Do not copy the pictures; transcribe all other material exactly.
####################
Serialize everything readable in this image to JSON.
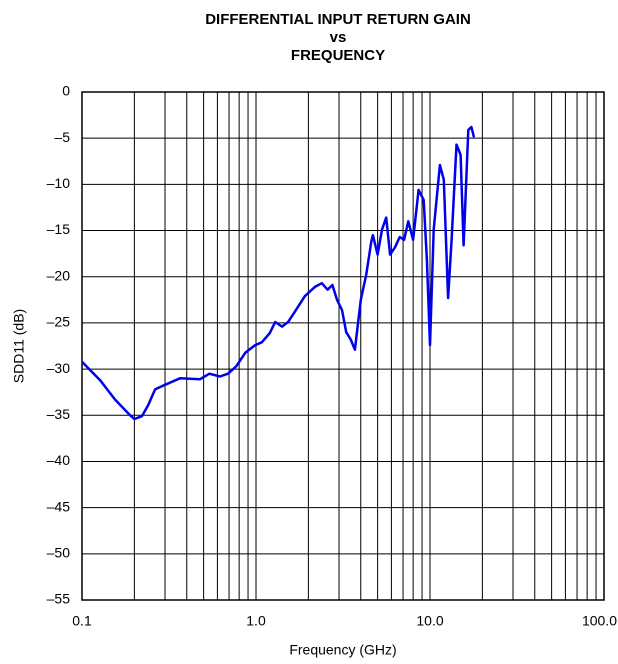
{
  "chart_data": {
    "type": "line",
    "title_lines": [
      "DIFFERENTIAL INPUT RETURN GAIN",
      "vs",
      "FREQUENCY"
    ],
    "x_label": "Frequency (GHz)",
    "y_label": "SDD11 (dB)",
    "xscale": "log",
    "grid": true,
    "xlim": [
      0.1,
      100
    ],
    "ylim": [
      -55,
      0
    ],
    "xticks": [
      0.1,
      {
        "value": 1,
        "label": "1.0"
      },
      {
        "value": 10,
        "label": "10.0"
      },
      {
        "value": 100,
        "label": "100.0"
      }
    ],
    "yticks": [
      0,
      {
        "value": -5,
        "label": "–5"
      },
      {
        "value": -10,
        "label": "–10"
      },
      {
        "value": -15,
        "label": "–15"
      },
      {
        "value": -20,
        "label": "–20"
      },
      {
        "value": -25,
        "label": "–25"
      },
      {
        "value": -30,
        "label": "–30"
      },
      {
        "value": -35,
        "label": "–35"
      },
      {
        "value": -40,
        "label": "–40"
      },
      {
        "value": -45,
        "label": "–45"
      },
      {
        "value": -50,
        "label": "–50"
      },
      {
        "value": -55,
        "label": "–55"
      }
    ],
    "x": [
      0.1,
      0.127,
      0.155,
      0.189,
      0.2,
      0.221,
      0.24,
      0.263,
      0.3,
      0.366,
      0.476,
      0.54,
      0.62,
      0.69,
      0.77,
      0.87,
      0.99,
      1.08,
      1.2,
      1.29,
      1.41,
      1.53,
      1.67,
      1.91,
      2.18,
      2.39,
      2.58,
      2.75,
      2.92,
      3.12,
      3.3,
      3.5,
      3.7,
      4.0,
      4.3,
      4.6,
      4.7,
      5.0,
      5.3,
      5.6,
      5.9,
      6.3,
      6.7,
      7.1,
      7.5,
      8.0,
      8.6,
      9.2,
      9.6,
      10.0,
      10.5,
      11.4,
      12.0,
      12.7,
      13.3,
      14.2,
      15.0,
      15.6,
      16.6,
      17.3,
      17.9
    ],
    "series": [
      {
        "name": "SDD11",
        "color": "#0000ee",
        "values": [
          -29.2,
          -31.2,
          -33.3,
          -35.0,
          -35.4,
          -35.1,
          -33.9,
          -32.2,
          -31.7,
          -31.0,
          -31.1,
          -30.5,
          -30.8,
          -30.5,
          -29.7,
          -28.2,
          -27.4,
          -27.1,
          -26.1,
          -24.9,
          -25.4,
          -24.9,
          -23.8,
          -22.1,
          -21.1,
          -20.7,
          -21.4,
          -20.9,
          -22.5,
          -23.6,
          -26.0,
          -26.8,
          -27.9,
          -22.5,
          -19.8,
          -16.2,
          -15.5,
          -17.6,
          -14.9,
          -13.6,
          -17.6,
          -16.8,
          -15.7,
          -16.0,
          -14.0,
          -16.0,
          -10.6,
          -11.7,
          -18.2,
          -27.4,
          -14.9,
          -7.9,
          -9.5,
          -22.3,
          -16.0,
          -5.7,
          -6.8,
          -16.6,
          -4.1,
          -3.8,
          -4.9
        ]
      }
    ]
  }
}
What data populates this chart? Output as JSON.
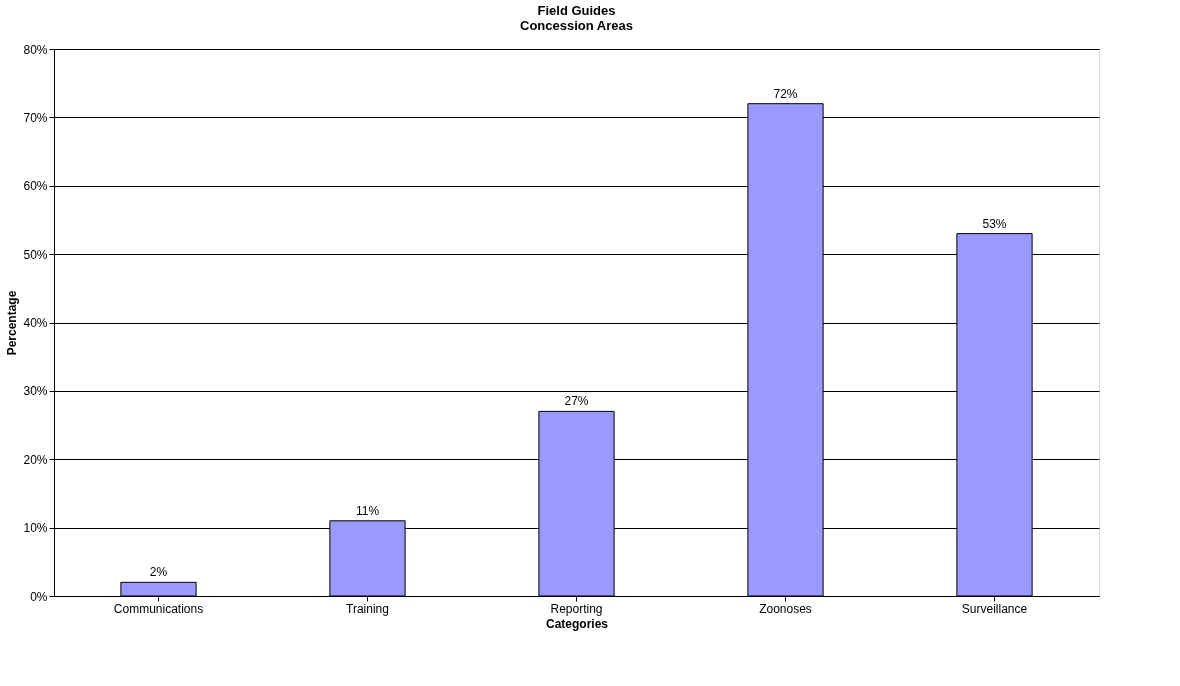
####################
▶ [RESULT]
Serialize everything readable in this image to JSON.
{
  "chart_data": {
    "type": "line",
    "title_lines": [
      "DIFFERENTIAL INPUT RETURN GAIN",
      "vs",
      "FREQUENCY"
    ],
    "x_label": "Frequency (GHz)",
    "y_label": "SDD11 (dB)",
    "xscale": "log",
    "grid": true,
    "xlim": [
      0.1,
      100
    ],
    "ylim": [
      -55,
      0
    ],
    "xticks": [
      0.1,
      {
        "value": 1,
        "label": "1.0"
      },
      {
        "value": 10,
        "label": "10.0"
      },
      {
        "value": 100,
        "label": "100.0"
      }
    ],
    "yticks": [
      0,
      {
        "value": -5,
        "label": "–5"
      },
      {
        "value": -10,
        "label": "–10"
      },
      {
        "value": -15,
        "label": "–15"
      },
      {
        "value": -20,
        "label": "–20"
      },
      {
        "value": -25,
        "label": "–25"
      },
      {
        "value": -30,
        "label": "–30"
      },
      {
        "value": -35,
        "label": "–35"
      },
      {
        "value": -40,
        "label": "–40"
      },
      {
        "value": -45,
        "label": "–45"
      },
      {
        "value": -50,
        "label": "–50"
      },
      {
        "value": -55,
        "label": "–55"
      }
    ],
    "x": [
      0.1,
      0.127,
      0.155,
      0.189,
      0.2,
      0.221,
      0.24,
      0.263,
      0.3,
      0.366,
      0.476,
      0.54,
      0.62,
      0.69,
      0.77,
      0.87,
      0.99,
      1.08,
      1.2,
      1.29,
      1.41,
      1.53,
      1.67,
      1.91,
      2.18,
      2.39,
      2.58,
      2.75,
      2.92,
      3.12,
      3.3,
      3.5,
      3.7,
      4.0,
      4.3,
      4.6,
      4.7,
      5.0,
      5.3,
      5.6,
      5.9,
      6.3,
      6.7,
      7.1,
      7.5,
      8.0,
      8.6,
      9.2,
      9.6,
      10.0,
      10.5,
      11.4,
      12.0,
      12.7,
      13.3,
      14.2,
      15.0,
      15.6,
      16.6,
      17.3,
      17.9
    ],
    "series": [
      {
        "name": "SDD11",
        "color": "#0000ee",
        "values": [
          -29.2,
          -31.2,
          -33.3,
          -35.0,
          -35.4,
          -35.1,
          -33.9,
          -32.2,
          -31.7,
          -31.0,
          -31.1,
          -30.5,
          -30.8,
          -30.5,
          -29.7,
          -28.2,
          -27.4,
          -27.1,
          -26.1,
          -24.9,
          -25.4,
          -24.9,
          -23.8,
          -22.1,
          -21.1,
          -20.7,
          -21.4,
          -20.9,
          -22.5,
          -23.6,
          -26.0,
          -26.8,
          -27.9,
          -22.5,
          -19.8,
          -16.2,
          -15.5,
          -17.6,
          -14.9,
          -13.6,
          -17.6,
          -16.8,
          -15.7,
          -16.0,
          -14.0,
          -16.0,
          -10.6,
          -11.7,
          -18.2,
          -27.4,
          -14.9,
          -7.9,
          -9.5,
          -22.3,
          -16.0,
          -5.7,
          -6.8,
          -16.6,
          -4.1,
          -3.8,
          -4.9
        ]
      }
    ]
  }
}
What data populates this chart? Output as JSON.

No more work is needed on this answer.